### WORK REQUIRED
Set down each record below precisely, skipping the pictures.

### MATERIAL FOR THIS EXERCISE
┄┄┄┄┄┄┄┄┄┄
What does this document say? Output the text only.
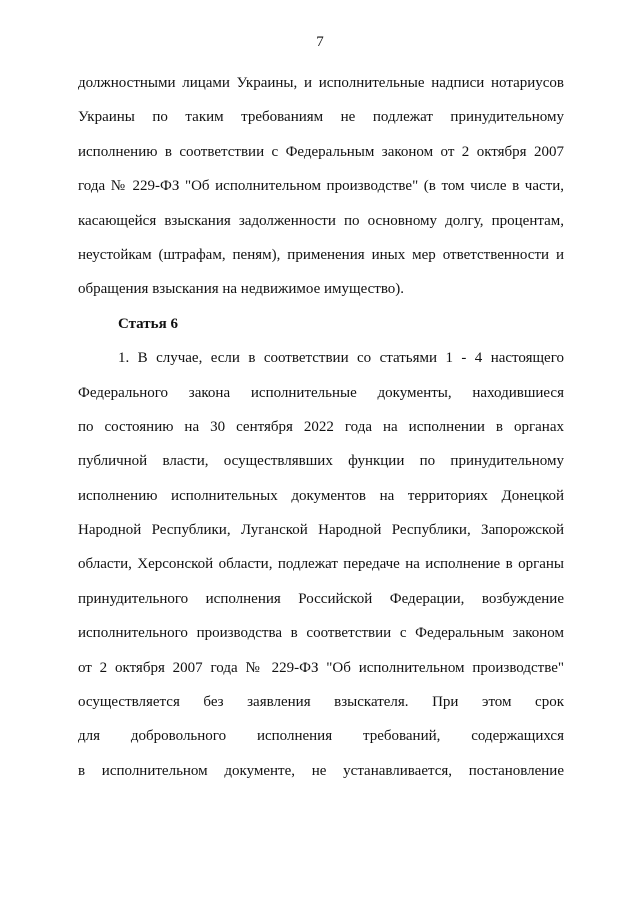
7
должностными лицами Украины, и исполнительные надписи нотариусов
Украины по таким требованиям не подлежат принудительному
исполнению в соответствии с Федеральным законом от 2 октября 2007
года № 229-ФЗ "Об исполнительном производстве" (в том числе в части,
касающейся взыскания задолженности по основному долгу, процентам,
неустойкам (штрафам, пеням), применения иных мер ответственности и
обращения взыскания на недвижимое имущество).
Статья 6
1. В случае, если в соответствии со статьями 1 - 4 настоящего
Федерального закона исполнительные документы, находившиеся
по состоянию на 30 сентября 2022 года на исполнении в органах
публичной власти, осуществлявших функции по принудительному
исполнению исполнительных документов на территориях Донецкой
Народной Республики, Луганской Народной Республики, Запорожской
области, Херсонской области, подлежат передаче на исполнение в органы
принудительного исполнения Российской Федерации, возбуждение
исполнительного производства в соответствии с Федеральным законом
от 2 октября 2007 года № 229-ФЗ "Об исполнительном производстве"
осуществляется без заявления взыскателя. При этом срок
для добровольного исполнения требований, содержащихся
в исполнительном документе, не устанавливается, постановление
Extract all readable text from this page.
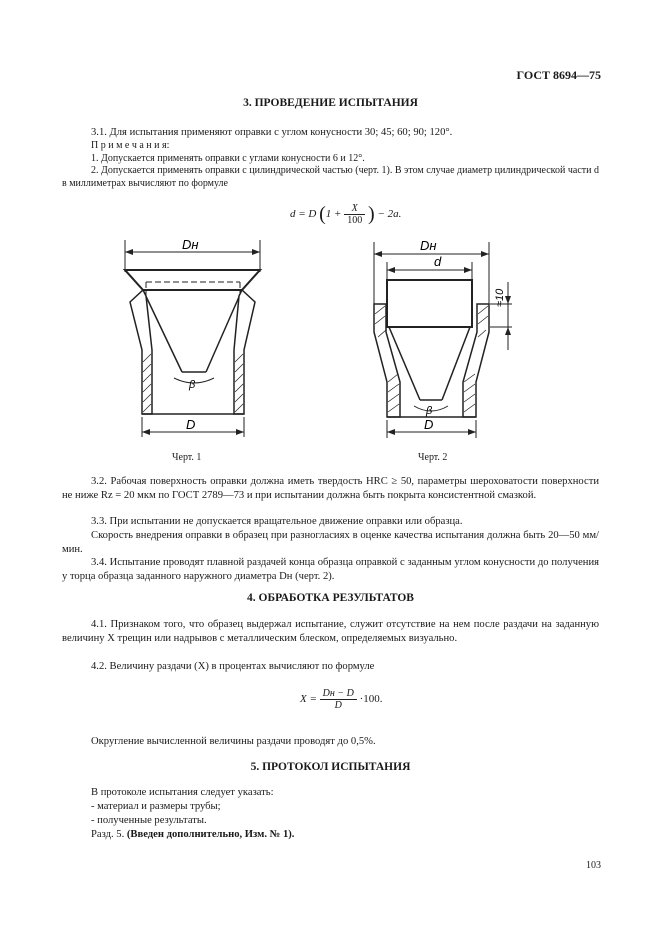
ГОСТ 8694—75
3. ПРОВЕДЕНИЕ ИСПЫТАНИЯ
3.1. Для испытания применяют оправки с углом конусности 30; 45; 60; 90; 120°.
П р и м е ч а н и я:
1. Допускается применять оправки с углами конусности 6 и 12°.
2. Допускается применять оправки с цилиндрической частью (черт. 1). В этом случае диаметр цилиндрической части d в миллиметрах вычисляют по формуле
d = D ($1 + \frac{X}{100}$ ) − 2a.
β
D
Dн
Черт. 1
Dн
d
≈10
β
D
Черт. 2
3.2. Рабочая поверхность оправки должна иметь твердость HRC ≥ 50, параметры шероховатости поверхности не ниже Rz = 20 мкм по ГОСТ 2789—73 и при испытании должна быть покрыта консистентной смазкой.
3.3. При испытании не допускается вращательное движение оправки или образца.
Скорость внедрения оправки в образец при разногласиях в оценке качества испытания должна быть 20—50 мм/мин.
3.4. Испытание проводят плавной раздачей конца образца оправкой с заданным углом конусности до получения у торца образца заданного наружного диаметра Dн (черт. 2).
4. ОБРАБОТКА РЕЗУЛЬТАТОВ
4.1. Признаком того, что образец выдержал испытание, служит отсутствие на нем после раздачи на заданную величину X трещин или надрывов с металлическим блеском, определяемых визуально.
4.2. Величину раздачи (X) в процентах вычисляют по формуле
$X = \frac{Dн - D}{D} \cdot 100$.
Округление вычисленной величины раздачи проводят до 0,5%.
5. ПРОТОКОЛ ИСПЫТАНИЯ
В протоколе испытания следует указать:
- материал и размеры трубы;
- полученные результаты.
Разд. 5. (Введен дополнительно, Изм. № 1).
103
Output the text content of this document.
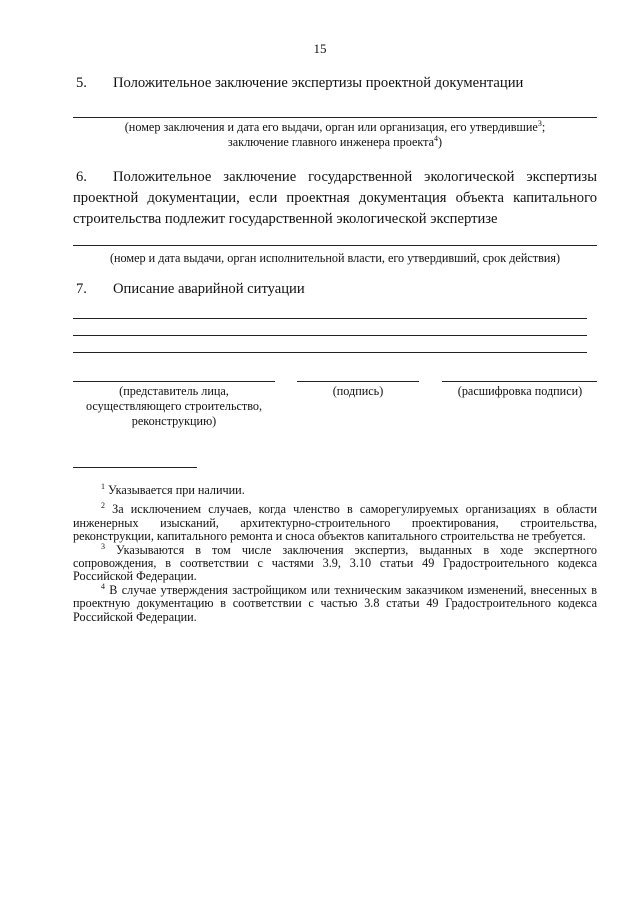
15
5. Положительное заключение экспертизы проектной документации
(номер заключения и дата его выдачи, орган или организация, его утвердившие$^3$;
заключение главного инженера проекта$^4$)
6. Положительное заключение государственной экологической экспертизы
проектной документации, если проектная документация объекта капитального
строительства подлежит государственной экологической экспертизе
(номер и дата выдачи, орган исполнительной власти, его утвердивший, срок действия)
7. Описание аварийной ситуации
(представитель лица,
осуществляющего строительство,
реконструкцию)
(подпись)	(расшифровка подписи)

$^1$ Указывается при наличии.

$^2$ За исключением случаев, когда членство в саморегулируемых организациях в области инженерных изысканий, архитектурно-строительного проектирования, строительства, реконструкции, капитального ремонта и сноса объектов капитального строительства не требуется.

$^3$ Указываются в том числе заключения экспертиз, выданных в ходе экспертного сопровождения, в соответствии с частями 3.9, 3.10 статьи 49 Градостроительного кодекса Российской Федерации.

$^4$ В случае утверждения застройщиком или техническим заказчиком изменений, внесенных в проектную документацию в соответствии с частью 3.8 статьи 49 Градостроительного кодекса Российской Федерации.
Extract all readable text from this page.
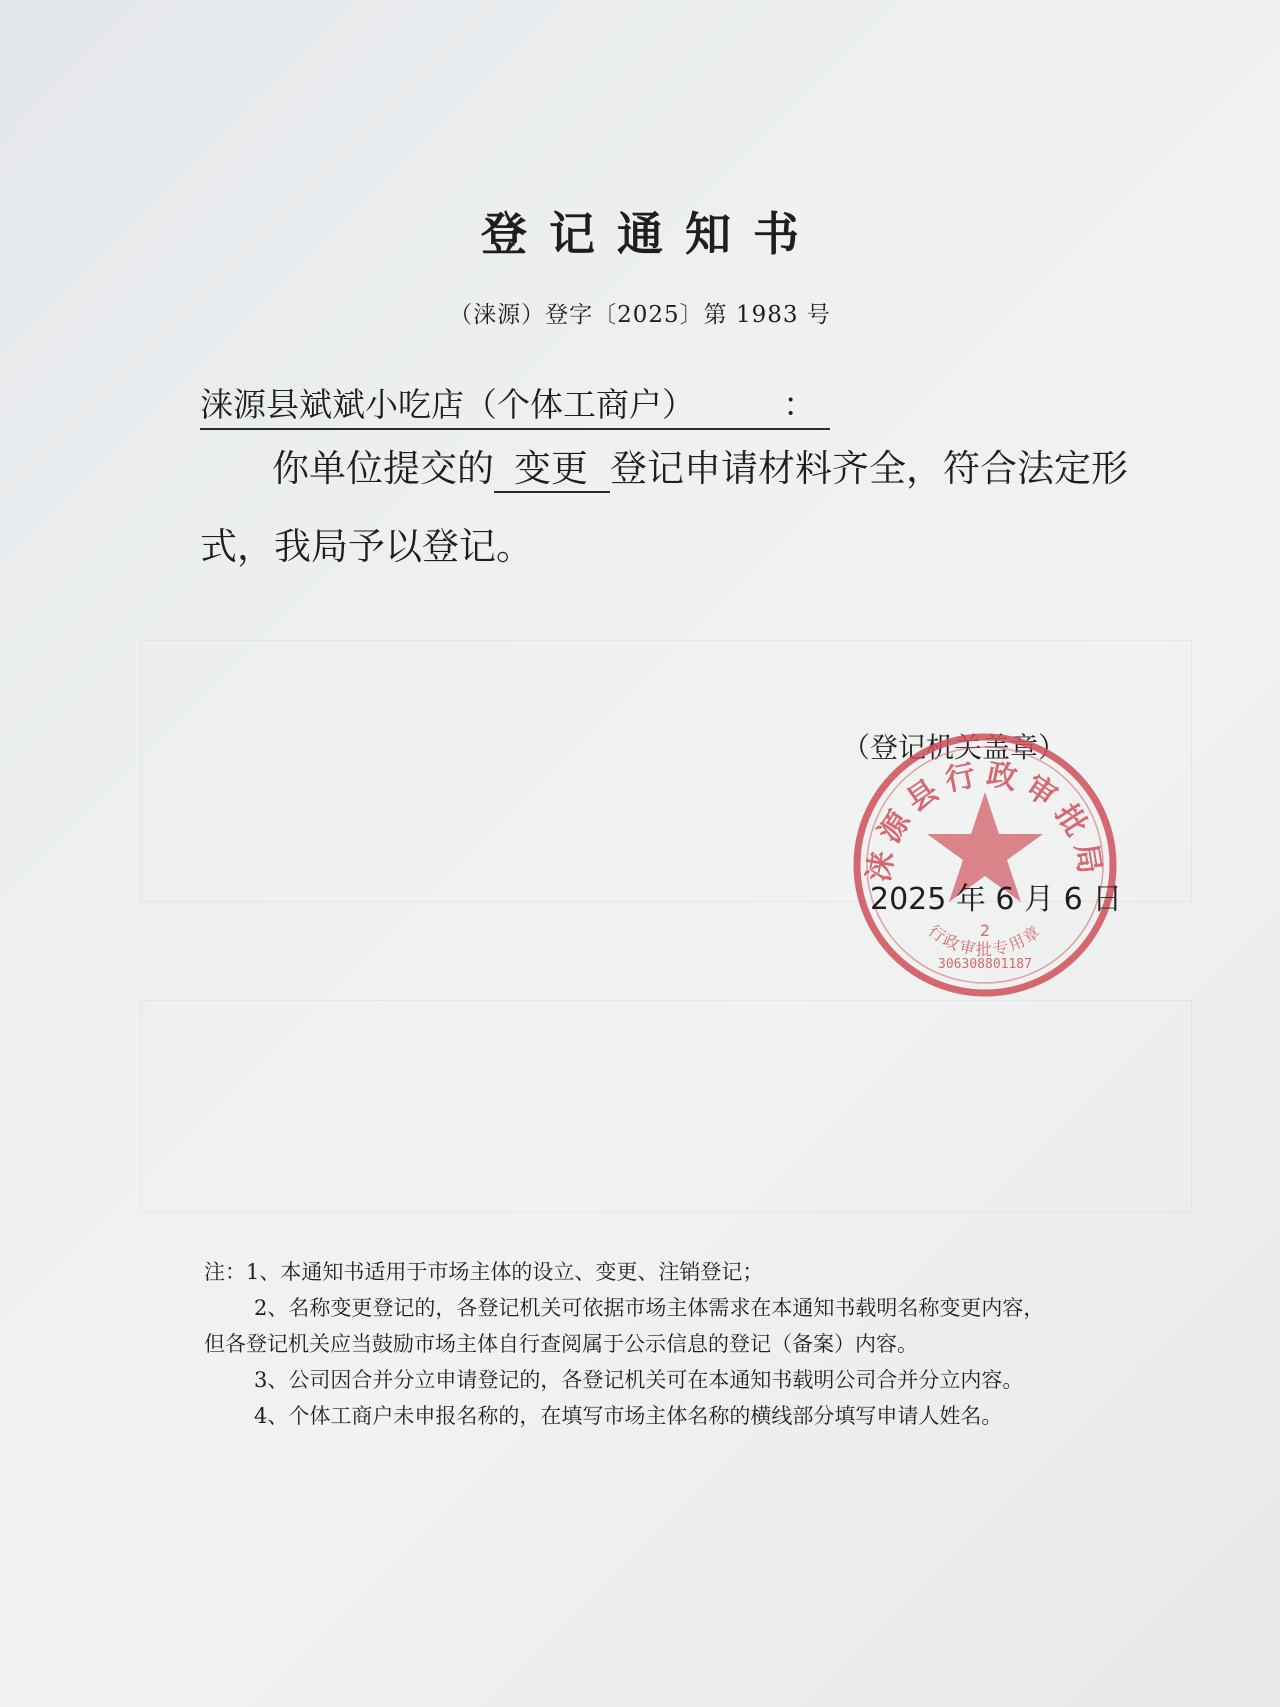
登记通知书
（涞源）登字〔2025〕第 1983 号
涞源县斌斌小吃店（个体工商户）	：
你单位提交的 变更 登记申请材料齐全，符合法定形
式，我局予以登记。
（登记机关盖章）
涞源县行政审批局
行政审批专用章
2
306308801187
2025 年 6 月 6 日
注：1、本通知书适用于市场主体的设立、变更、注销登记；
2、名称变更登记的，各登记机关可依据市场主体需求在本通知书载明名称变更内容，
但各登记机关应当鼓励市场主体自行查阅属于公示信息的登记（备案）内容。
3、公司因合并分立申请登记的，各登记机关可在本通知书载明公司合并分立内容。
4、个体工商户未申报名称的，在填写市场主体名称的横线部分填写申请人姓名。
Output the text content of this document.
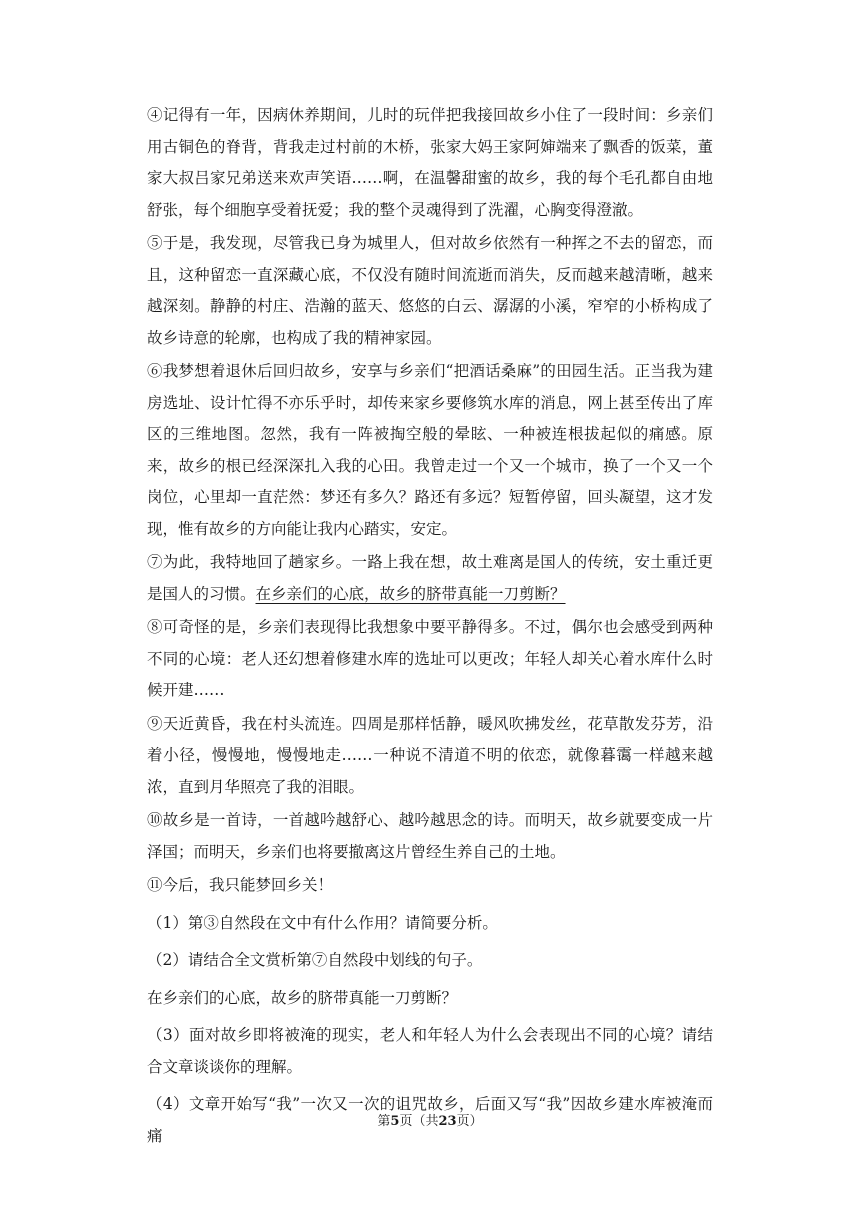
④记得有一年，因病休养期间，儿时的玩伴把我接回故乡小住了一段时间：乡亲们用古铜色的脊背，背我走过村前的木桥，张家大妈王家阿婶端来了飘香的饭菜，董家大叔吕家兄弟送来欢声笑语……啊，在温馨甜蜜的故乡，我的每个毛孔都自由地舒张，每个细胞享受着抚爱；我的整个灵魂得到了洗濯，心胸变得澄澈。

⑤于是，我发现，尽管我已身为城里人，但对故乡依然有一种挥之不去的留恋，而且，这种留恋一直深藏心底，不仅没有随时间流逝而消失，反而越来越清晰，越来越深刻。静静的村庄、浩瀚的蓝天、悠悠的白云、潺潺的小溪，窄窄的小桥构成了故乡诗意的轮廓，也构成了我的精神家园。

⑥我梦想着退休后回归故乡，安享与乡亲们“把酒话桑麻”的田园生活。正当我为建房选址、设计忙得不亦乐乎时，却传来家乡要修筑水库的消息，网上甚至传出了库区的三维地图。忽然，我有一阵被掏空般的晕眩、一种被连根拔起似的痛感。原来，故乡的根已经深深扎入我的心田。我曾走过一个又一个城市，换了一个又一个岗位，心里却一直茫然：梦还有多久？路还有多远？短暂停留，回头凝望，这才发现，惟有故乡的方向能让我内心踏实，安定。

⑦为此，我特地回了趟家乡。一路上我在想，故土难离是国人的传统，安土重迁更是国人的习惯。在乡亲们的心底，故乡的脐带真能一刀剪断？

⑧可奇怪的是，乡亲们表现得比我想象中要平静得多。不过，偶尔也会感受到两种不同的心境：老人还幻想着修建水库的选址可以更改；年轻人却关心着水库什么时候开建……

⑨天近黄昏，我在村头流连。四周是那样恬静，暖风吹拂发丝，花草散发芬芳，沿着小径，慢慢地，慢慢地走……一种说不清道不明的依恋，就像暮霭一样越来越浓，直到月华照亮了我的泪眼。

⑩故乡是一首诗，一首越吟越舒心、越吟越思念的诗。而明天，故乡就要变成一片泽国；而明天，乡亲们也将要撤离这片曾经生养自己的土地。

⑪今后，我只能梦回乡关！

（1）第③自然段在文中有什么作用？请简要分析。

（2）请结合全文赏析第⑦自然段中划线的句子。

在乡亲们的心底，故乡的脐带真能一刀剪断？

（3）面对故乡即将被淹的现实，老人和年轻人为什么会表现出不同的心境？请结合文章谈谈你的理解。

（4）文章开始写“我”一次又一次的诅咒故乡，后面又写“我”因故乡建水库被淹而痛

第5页（共23页）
┄┄┄┄┄┄┄┄┄┄
### SOLUTION TO THIS TASK
What does this document say? Output the text only.
7
должностными лицами Украины, и исполнительные надписи нотариусов
Украины по таким требованиям не подлежат принудительному
исполнению в соответствии с Федеральным законом от 2 октября 2007
года № 229-ФЗ "Об исполнительном производстве" (в том числе в части,
касающейся взыскания задолженности по основному долгу, процентам,
неустойкам (штрафам, пеням), применения иных мер ответственности и
обращения взыскания на недвижимое имущество).
Статья 6
1. В случае, если в соответствии со статьями 1 - 4 настоящего
Федерального закона исполнительные документы, находившиеся
по состоянию на 30 сентября 2022 года на исполнении в органах
публичной власти, осуществлявших функции по принудительному
исполнению исполнительных документов на территориях Донецкой
Народной Республики, Луганской Народной Республики, Запорожской
области, Херсонской области, подлежат передаче на исполнение в органы
принудительного исполнения Российской Федерации, возбуждение
исполнительного производства в соответствии с Федеральным законом
от 2 октября 2007 года № 229-ФЗ "Об исполнительном производстве"
осуществляется без заявления взыскателя. При этом срок
для добровольного исполнения требований, содержащихся
в исполнительном документе, не устанавливается, постановление
Extract all readable text from this page.
ГОСТ 8694—75
3. ПРОВЕДЕНИЕ ИСПЫТАНИЯ
3.1. Для испытания применяют оправки с углом конусности 30; 45; 60; 90; 120°.
П р и м е ч а н и я:
1. Допускается применять оправки с углами конусности 6 и 12°.
2. Допускается применять оправки с цилиндрической частью (черт. 1). В этом случае диаметр цилиндрической части d в миллиметрах вычисляют по формуле
d = D ($1 + \frac{X}{100}$ ) − 2a.
β
D
Dн
Черт. 1
Dн
d
≈10
β
D
Черт. 2
3.2. Рабочая поверхность оправки должна иметь твердость HRC ≥ 50, параметры шероховатости поверхности не ниже Rz = 20 мкм по ГОСТ 2789—73 и при испытании должна быть покрыта консистентной смазкой.
3.3. При испытании не допускается вращательное движение оправки или образца.
Скорость внедрения оправки в образец при разногласиях в оценке качества испытания должна быть 20—50 мм/мин.
3.4. Испытание проводят плавной раздачей конца образца оправкой с заданным углом конусности до получения у торца образца заданного наружного диаметра Dн (черт. 2).
4. ОБРАБОТКА РЕЗУЛЬТАТОВ
4.1. Признаком того, что образец выдержал испытание, служит отсутствие на нем после раздачи на заданную величину X трещин или надрывов с металлическим блеском, определяемых визуально.
4.2. Величину раздачи (X) в процентах вычисляют по формуле
$X = \frac{Dн - D}{D} \cdot 100$.
Округление вычисленной величины раздачи проводят до 0,5%.
5. ПРОТОКОЛ ИСПЫТАНИЯ
В протоколе испытания следует указать:
- материал и размеры трубы;
- полученные результаты.
Разд. 5. (Введен дополнительно, Изм. № 1).
103
Output the text content of this document.
15
5. Положительное заключение экспертизы проектной документации
(номер заключения и дата его выдачи, орган или организация, его утвердившие$^3$;
заключение главного инженера проекта$^4$)
6. Положительное заключение государственной экологической экспертизы
проектной документации, если проектная документация объекта капитального
строительства подлежит государственной экологической экспертизе
(номер и дата выдачи, орган исполнительной власти, его утвердивший, срок действия)
7. Описание аварийной ситуации
(представитель лица,
осуществляющего строительство,
реконструкцию)
(подпись)	(расшифровка подписи)

$^1$ Указывается при наличии.

$^2$ За исключением случаев, когда членство в саморегулируемых организациях в области инженерных изысканий, архитектурно-строительного проектирования, строительства, реконструкции, капитального ремонта и сноса объектов капитального строительства не требуется.

$^3$ Указываются в том числе заключения экспертиз, выданных в ходе экспертного сопровождения, в соответствии с частями 3.9, 3.10 статьи 49 Градостроительного кодекса Российской Федерации.

$^4$ В случае утверждения застройщиком или техническим заказчиком изменений, внесенных в проектную документацию в соответствии с частью 3.8 статьи 49 Градостроительного кодекса Российской Федерации.
Extract all readable text from this page.
登记通知书
（涞源）登字〔2025〕第 1983 号
涞源县斌斌小吃店（个体工商户）	：
你单位提交的 变更 登记申请材料齐全，符合法定形
式，我局予以登记。
（登记机关盖章）
涞源县行政审批局
行政审批专用章
2
306308801187
2025 年 6 月 6 日
注：1、本通知书适用于市场主体的设立、变更、注销登记；
2、名称变更登记的，各登记机关可依据市场主体需求在本通知书载明名称变更内容，
但各登记机关应当鼓励市场主体自行查阅属于公示信息的登记（备案）内容。
3、公司因合并分立申请登记的，各登记机关可在本通知书载明公司合并分立内容。
4、个体工商户未申报名称的，在填写市场主体名称的横线部分填写申请人姓名。
Output the text content of this document.
④记得有一年，因病休养期间，儿时的玩伴把我接回故乡小住了一段时间：乡亲们用古铜色的脊背，背我走过村前的木桥，张家大妈王家阿婶端来了飘香的饭菜，董家大叔吕家兄弟送来欢声笑语……啊，在温馨甜蜜的故乡，我的每个毛孔都自由地舒张，每个细胞享受着抚爱；我的整个灵魂得到了洗濯，心胸变得澄澈。

⑤于是，我发现，尽管我已身为城里人，但对故乡依然有一种挥之不去的留恋，而且，这种留恋一直深藏心底，不仅没有随时间流逝而消失，反而越来越清晰，越来越深刻。静静的村庄、浩瀚的蓝天、悠悠的白云、潺潺的小溪，窄窄的小桥构成了故乡诗意的轮廓，也构成了我的精神家园。

⑥我梦想着退休后回归故乡，安享与乡亲们“把酒话桑麻”的田园生活。正当我为建房选址、设计忙得不亦乐乎时，却传来家乡要修筑水库的消息，网上甚至传出了库区的三维地图。忽然，我有一阵被掏空般的晕眩、一种被连根拔起似的痛感。原来，故乡的根已经深深扎入我的心田。我曾走过一个又一个城市，换了一个又一个岗位，心里却一直茫然：梦还有多久？路还有多远？短暂停留，回头凝望，这才发现，惟有故乡的方向能让我内心踏实，安定。

⑦为此，我特地回了趟家乡。一路上我在想，故土难离是国人的传统，安土重迁更是国人的习惯。在乡亲们的心底，故乡的脐带真能一刀剪断？

⑧可奇怪的是，乡亲们表现得比我想象中要平静得多。不过，偶尔也会感受到两种不同的心境：老人还幻想着修建水库的选址可以更改；年轻人却关心着水库什么时候开建……

⑨天近黄昏，我在村头流连。四周是那样恬静，暖风吹拂发丝，花草散发芬芳，沿着小径，慢慢地，慢慢地走……一种说不清道不明的依恋，就像暮霭一样越来越浓，直到月华照亮了我的泪眼。

⑩故乡是一首诗，一首越吟越舒心、越吟越思念的诗。而明天，故乡就要变成一片泽国；而明天，乡亲们也将要撤离这片曾经生养自己的土地。

⑪今后，我只能梦回乡关！

（1）第③自然段在文中有什么作用？请简要分析。

（2）请结合全文赏析第⑦自然段中划线的句子。

在乡亲们的心底，故乡的脐带真能一刀剪断？

（3）面对故乡即将被淹的现实，老人和年轻人为什么会表现出不同的心境？请结合文章谈谈你的理解。

（4）文章开始写“我”一次又一次的诅咒故乡，后面又写“我”因故乡建水库被淹而痛

第5页（共23页）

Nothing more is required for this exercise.